Dans toute sa première partie, "Morpho Eugenia" se présente en effet comme un conte de fées. Les remarques métafictionnelles de l'instance narrative ne laissent aucun doute à ce sujet puisqu'elle parle en conclusion de ce premier temps du récit de "the end of the fairy story with its bridal triumph" (69). Ce conte, que raconte-t-il ? William Adamson, explorateur et entomologiste anglais, revient d'une expédition en Amazonie. Après le naufrage de son bateau et deux semaines d'errance sur un canot de sauvetage, il est finalement sauvé et recueilli par un baron anglais. Bien sûr, ce dernier a une superbe fille que William finit par épouser et avec qui il a beaucoup d'enfants. Et c'est dans ce cadre de conte où l'accent est forcément narratif que Byatt choisit d'incorporer des informations didactiques précises et élaborées. De fait, les insectes sont disséqués et détaillés sous nos yeux alors que l'histoire de William, de son mariage et de sa paternité reste schématique. Ainsi, le lecteur apprend-il tout sur l'aspect, les caractéristiques et les mœurs de l'acanthomyops fuligonisus. de l'acanthomyops umbratus, du morpho uraneis batesii et du polyergus rufescens, mais il ne sait presque rien de la femme et des cinq enfants de William. Par conséquent, une sorte de surinformation scientifique fait contraste avec l'économie narrative toute en hiatus : le discours explicite ne semble pas en harmonie avec le récit elliptique.
== == ==
▶ Travail demandé
1. Pouvez-vous réécrire, dans la liste, les lignes qui vont de celle contenant « data-point [579, 126, 583, 130] » jusqu'à celle contenant « series-angles-2 [63, 113, 513, 198] », bornes comprises, en remplaçant « data-point » par « data-marker » sans rien changer d'autre ?
2. Pouvez-vous prolonger le texte sur « Morpho Eugenia » en reprenant juste après sa dernière phrase ?
== == ==
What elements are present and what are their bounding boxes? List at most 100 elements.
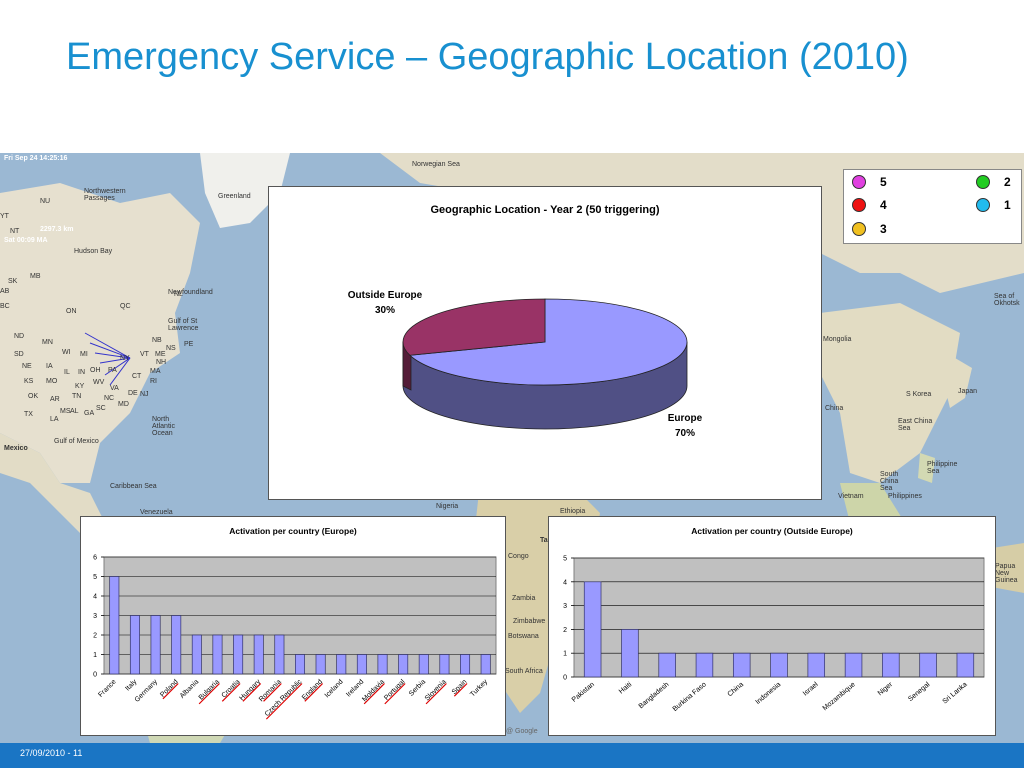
legend-label: 2: [1004, 175, 1011, 189]
map-label-oh: OH: [90, 367, 101, 374]
footer-bar: 27/09/2010 - 11: [0, 743, 1024, 768]
footer-date-page: 27/09/2010 - 11: [20, 748, 83, 758]
underline-mark: [162, 683, 179, 700]
map-label-okhotsk: Sea of Okhotsk: [994, 293, 1020, 307]
x-tick-label: Sri Lanka: [941, 681, 968, 705]
map-legend: 5 2 4 1 3: [843, 169, 1022, 244]
bar-poland: [171, 615, 182, 675]
map-label-al: AL: [70, 408, 79, 415]
slide-title: Emergency Service – Geographic Location …: [66, 36, 909, 78]
bar-portugal: [398, 654, 409, 675]
bar-bulgaria: [212, 634, 223, 675]
map-label-md: MD: [118, 401, 129, 408]
map-label-png: Papua New Guinea: [995, 563, 1018, 584]
map-label-newfoundland: Newfoundland: [168, 289, 213, 296]
x-tick-label: England: [301, 678, 324, 701]
pie-slice-outside-europe: [402, 298, 546, 356]
x-tick-label: Senegal: [907, 681, 932, 703]
map-label-ny: NY: [120, 355, 130, 362]
legend-label: 4: [880, 198, 887, 212]
outside-europe-bar-chart: Activation per country (Outside Europe) …: [563, 526, 985, 713]
legend-item-3: 3: [852, 222, 887, 236]
map-label-pa: PA: [108, 367, 117, 374]
map-label-yt: YT: [0, 213, 9, 220]
map-label-ne: NE: [22, 363, 32, 370]
map-label-greenland: Greenland: [218, 193, 251, 200]
y-tick-label: 2: [563, 627, 567, 634]
x-tick-label: Iceland: [324, 678, 345, 699]
legend-label: 1: [1004, 198, 1011, 212]
map-label-nw-passages: Northwestern Passages: [84, 188, 126, 202]
legend-dot-icon: [852, 198, 866, 212]
y-tick-label: 4: [93, 594, 97, 601]
map-label-congo: Congo: [508, 553, 529, 560]
map-attribution: @ Google: [506, 728, 538, 735]
bar-burkina-faso: [695, 652, 714, 678]
map-label-ks: KS: [24, 378, 34, 385]
legend-label: 3: [880, 222, 887, 236]
y-tick-label: 2: [93, 633, 97, 640]
map-label-ky: KY: [75, 383, 85, 390]
map-label-va: VA: [110, 385, 119, 392]
x-tick-label: Mozambique: [822, 681, 857, 712]
y-tick-label: 0: [563, 675, 567, 682]
map-label-norwegian-sea: Norwegian Sea: [412, 161, 460, 168]
bar-albania: [191, 634, 202, 675]
legend-label: 5: [880, 175, 887, 189]
pie-chart-panel: Geographic Location - Year 2 (50 trigger…: [268, 186, 822, 500]
y-tick-label: 1: [93, 652, 97, 659]
map-label-s-korea: S Korea: [906, 391, 932, 398]
map-label-ns: NS: [166, 345, 176, 352]
x-tick-label: Bangladesh: [638, 681, 671, 710]
bar-czech-republic: [295, 654, 305, 675]
map-label-st-lawrence: Gulf of St Lawrence: [168, 318, 199, 332]
bar-moldavia: [377, 654, 388, 675]
map-label-ia: IA: [46, 363, 53, 370]
bar-romania: [274, 634, 285, 675]
map-label-atlantic: North Atlantic Ocean: [152, 416, 175, 437]
legend-item-5: 5: [852, 175, 887, 189]
map-overlay-distance: 2297.3 km: [40, 226, 74, 233]
y-tick-label: 3: [563, 603, 567, 610]
x-tick-label: Serbia: [408, 678, 427, 697]
x-tick-label: Slovenia: [424, 678, 448, 702]
map-overlay-time: Fri Sep 24 14:25:16: [4, 155, 68, 162]
map-label-wi: WI: [62, 349, 71, 356]
bar-slovenia: [439, 654, 450, 675]
bar-ireland: [356, 654, 367, 675]
bar-niger: [882, 652, 900, 678]
pie-label-europe-percent: 70%: [675, 428, 695, 439]
x-tick-label: Niger: [877, 681, 895, 698]
map-label-ga: GA: [84, 410, 95, 417]
outside-chart-title: Activation per country (Outside Europe): [691, 526, 853, 536]
pie-chart: Geographic Location - Year 2 (50 trigger…: [348, 204, 703, 439]
x-tick-label: Israel: [802, 681, 820, 698]
map-label-ma: MA: [150, 368, 161, 375]
bar-bangladesh: [658, 652, 676, 678]
map-label-mn: MN: [42, 339, 53, 346]
map-label-nd: ND: [14, 333, 25, 340]
pie-slice-europe: [409, 298, 688, 386]
map-label-mexico: Mexico: [4, 445, 28, 452]
y-tick-label: 3: [93, 613, 97, 620]
map-label-in: IN: [78, 369, 85, 376]
x-tick-label: Ireland: [345, 678, 365, 698]
map-label-china: China: [825, 405, 844, 412]
x-tick-label: Haiti: [618, 681, 634, 696]
map-label-tx: TX: [24, 411, 33, 418]
map-label-caribbean: Caribbean Sea: [110, 483, 157, 490]
map-label-japan: Japan: [958, 388, 978, 395]
underline-mark: [425, 683, 447, 705]
x-tick-label: Italy: [124, 678, 138, 692]
map-label-de: DE: [128, 390, 138, 397]
map-label-la: LA: [50, 416, 59, 423]
legend-item-2: 2: [976, 175, 1011, 189]
map-label-botswana: Botswana: [508, 633, 539, 640]
map-label-mi: MI: [80, 351, 88, 358]
bar-iceland: [336, 654, 347, 675]
bar-italy: [129, 615, 140, 675]
bar-germany: [150, 615, 161, 675]
map-label-gulf-mexico: Gulf of Mexico: [54, 438, 99, 445]
map-label-south-china-sea: South China Sea: [880, 471, 899, 492]
map-label-zambia: Zambia: [512, 595, 536, 602]
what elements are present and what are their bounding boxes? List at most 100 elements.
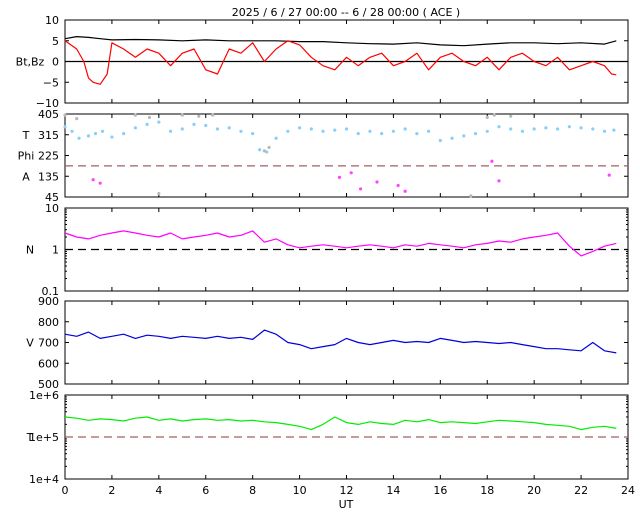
data-point [579, 126, 583, 130]
data-point [197, 114, 201, 118]
y-tick-label: −5 [43, 76, 59, 89]
data-point [75, 117, 79, 121]
y-axis-label: T [22, 129, 30, 142]
x-axis-label: UT [339, 498, 354, 511]
data-point [520, 129, 525, 133]
data-point [602, 129, 607, 133]
series-angles-2 [63, 113, 513, 198]
data-point [133, 126, 137, 130]
data-point [86, 134, 91, 138]
data-point [258, 148, 262, 152]
data-point [497, 179, 501, 183]
data-point [157, 120, 161, 124]
series-angles-1 [91, 159, 611, 193]
x-tick-label: 12 [340, 484, 354, 497]
data-point [485, 115, 489, 120]
data-point [509, 127, 513, 131]
data-point [286, 129, 290, 133]
series-bfield-1 [64, 40, 617, 85]
panel-angles: 405 315 225 135 45 T Phi A [18, 108, 629, 204]
data-point [98, 181, 102, 185]
chart-title: 2025 / 6 / 27 00:00 -- 6 / 28 00:00 ( AC… [232, 6, 460, 19]
y-tick-label: 0 [52, 56, 59, 69]
panel-speed: 900 800 700 600 500 V [26, 295, 629, 391]
data-point [473, 131, 478, 136]
data-point [91, 178, 95, 182]
series-speed-0 [64, 329, 617, 354]
data-point [168, 129, 173, 133]
data-point [147, 115, 152, 120]
data-point [227, 126, 231, 130]
data-point [297, 126, 302, 130]
data-point [180, 113, 184, 117]
y-tick-label: 5 [52, 35, 59, 48]
data-point [391, 129, 396, 133]
data-point [556, 127, 560, 131]
data-point [415, 131, 419, 136]
x-tick-label: 18 [480, 484, 494, 497]
y-tick-label: 225 [38, 150, 59, 163]
data-point [344, 127, 349, 131]
x-tick-label: 14 [386, 484, 400, 497]
panel-density: 10 1 0.1 N [26, 202, 629, 298]
data-point [349, 171, 353, 175]
data-point [309, 127, 313, 131]
series-angles-0 [63, 120, 616, 154]
series-line [64, 230, 617, 257]
data-point [509, 114, 513, 118]
data-point [469, 194, 473, 198]
data-point [462, 134, 466, 138]
data-point [70, 129, 74, 133]
x-tick-label: 10 [293, 484, 307, 497]
series-line [64, 35, 617, 47]
data-point [607, 173, 611, 177]
data-point [532, 127, 536, 131]
y-tick-label: 405 [38, 108, 59, 121]
data-point [321, 129, 325, 133]
data-point [145, 122, 149, 126]
x-tick-label: 2 [108, 484, 115, 497]
y-tick-label: 700 [38, 337, 59, 350]
y-tick-label: 500 [38, 378, 59, 391]
data-point [63, 125, 67, 129]
data-point [333, 128, 337, 132]
data-point [274, 136, 278, 140]
series-line [64, 416, 617, 431]
data-point [380, 131, 384, 136]
x-tick-label: 20 [527, 484, 541, 497]
data-point [368, 129, 372, 133]
y-axis-label: A [22, 170, 30, 183]
data-point [490, 159, 494, 163]
data-point [211, 113, 215, 117]
x-tick-label: 16 [433, 484, 447, 497]
data-point [612, 128, 616, 132]
y-tick-label: 1e+6 [29, 389, 59, 402]
y-tick-label: 900 [38, 295, 59, 308]
data-point [403, 127, 407, 131]
data-point [267, 145, 271, 150]
data-point [262, 149, 266, 153]
data-point [591, 127, 595, 131]
data-point [427, 129, 431, 133]
panel-frame [64, 300, 629, 385]
y-tick-label: 1e+4 [29, 473, 59, 486]
data-point [403, 189, 407, 193]
x-tick-label: 8 [249, 484, 256, 497]
data-point [122, 131, 126, 136]
x-tick-label: 24 [621, 484, 635, 497]
data-point [77, 136, 81, 140]
y-tick-label: 1e+5 [29, 431, 59, 444]
y-tick-label: 600 [38, 357, 59, 370]
series-line [64, 329, 617, 354]
y-axis-label: Bt,Bz [16, 56, 45, 69]
data-point [251, 131, 255, 136]
y-axis-label: Phi [18, 150, 35, 163]
data-point [239, 129, 243, 133]
y-axis-label: V [26, 337, 34, 350]
panel-temperature: 1e+61e+51e+40 2 4 6 8 10 12 14 16 18 20 22 24T [26, 389, 635, 497]
series-density-0 [64, 230, 617, 257]
y-tick-label: 45 [45, 191, 59, 204]
y-tick-label: 800 [38, 316, 59, 329]
data-point [544, 126, 548, 130]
== == ==
▶ Réponses attendues
1.
data-marker [579, 126, 583, 130]
data-marker [197, 114, 201, 118]
y-tick-label: −5 [43, 76, 59, 89]
data-marker [75, 117, 79, 121]
y-axis-label: T [22, 129, 30, 142]
x-axis-label: UT [339, 498, 354, 511]
data-marker [520, 129, 525, 133]
data-marker [602, 129, 607, 133]
series-angles-2 [63, 113, 513, 198]

2.
Pourtant, et c'est naturellement ce que nous allons essayer d'analyser, Byatt unit magistralement entomologie et narratologie, science et romance. Pour rendre non seulement dynamique mais encore dialectique l'interaction entre didactique et diégèse, l'auteur tisse soigneusement toute une série de liens dont les plus manifestes sont thématiques. L'esclavage, par exemple, constitue l'un des thèmes explicites de la 'novella' dont l'histoire est située dans les années 1860 et où, par conséquent, les personnages discutent à plusieurs reprises de la guerre de Sécession, où, par ailleurs, William s'indigne ouvertement des pratiques esclavagistes qu'il a pu observer luimême en Amérique du Sud. Informées par ce thème, autant qu'elles l'informent, des considérations entomologiques invitent au rapprochement entre histoire naturelle et histoire humaine. Des formicae sanguinea, "slave-making ants," on nous apprend : "They invade the nests of the Wood Ants, and steal their cocoons, which they rear with their own, so that they become sanguinae workers. Terrible battles are fought between raiders and defenders" (38). Et William de rajouter dans un souci pédagogique : "They resemble human societies in that, as in many things."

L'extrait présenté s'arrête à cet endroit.